Directive
Keep only the lines of the listing that include the word "title", and copy them.
= = = = =
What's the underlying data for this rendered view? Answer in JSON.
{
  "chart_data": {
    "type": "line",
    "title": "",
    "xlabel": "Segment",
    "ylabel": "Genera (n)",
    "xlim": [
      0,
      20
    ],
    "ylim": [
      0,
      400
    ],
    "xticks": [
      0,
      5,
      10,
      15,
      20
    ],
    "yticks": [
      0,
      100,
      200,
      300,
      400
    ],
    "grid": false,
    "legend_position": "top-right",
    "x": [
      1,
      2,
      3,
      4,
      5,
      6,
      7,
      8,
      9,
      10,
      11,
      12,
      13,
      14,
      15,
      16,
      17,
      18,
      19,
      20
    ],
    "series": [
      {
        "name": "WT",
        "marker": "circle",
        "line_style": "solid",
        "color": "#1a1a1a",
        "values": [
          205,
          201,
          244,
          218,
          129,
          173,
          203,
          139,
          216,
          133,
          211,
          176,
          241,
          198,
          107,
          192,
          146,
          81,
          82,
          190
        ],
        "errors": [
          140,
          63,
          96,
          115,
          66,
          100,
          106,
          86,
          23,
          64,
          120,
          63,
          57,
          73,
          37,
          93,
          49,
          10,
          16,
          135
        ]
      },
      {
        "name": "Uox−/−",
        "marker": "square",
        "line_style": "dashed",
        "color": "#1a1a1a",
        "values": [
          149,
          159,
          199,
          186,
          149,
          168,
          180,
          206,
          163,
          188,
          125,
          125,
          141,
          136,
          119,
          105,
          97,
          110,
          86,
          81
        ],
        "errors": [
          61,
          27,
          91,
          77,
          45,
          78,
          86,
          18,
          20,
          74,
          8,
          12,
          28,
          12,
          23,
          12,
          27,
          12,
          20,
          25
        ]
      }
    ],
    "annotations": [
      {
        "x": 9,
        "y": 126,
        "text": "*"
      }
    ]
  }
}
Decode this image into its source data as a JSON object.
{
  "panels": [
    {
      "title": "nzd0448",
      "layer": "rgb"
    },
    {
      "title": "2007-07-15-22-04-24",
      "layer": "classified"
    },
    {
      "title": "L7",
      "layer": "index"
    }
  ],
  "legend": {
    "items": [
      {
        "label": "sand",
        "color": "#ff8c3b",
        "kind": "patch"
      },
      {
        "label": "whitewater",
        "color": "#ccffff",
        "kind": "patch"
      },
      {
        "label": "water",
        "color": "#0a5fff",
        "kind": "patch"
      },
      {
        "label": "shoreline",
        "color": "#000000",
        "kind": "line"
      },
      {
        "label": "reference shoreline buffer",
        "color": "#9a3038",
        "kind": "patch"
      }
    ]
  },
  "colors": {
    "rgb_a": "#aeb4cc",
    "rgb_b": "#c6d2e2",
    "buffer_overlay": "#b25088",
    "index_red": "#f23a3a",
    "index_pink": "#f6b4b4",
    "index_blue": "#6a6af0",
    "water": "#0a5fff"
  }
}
= = = = =
Complete response
    "title": "",
      "title": "nzd0448",
      "title": "2007-07-15-22-04-24",
      "title": "L7",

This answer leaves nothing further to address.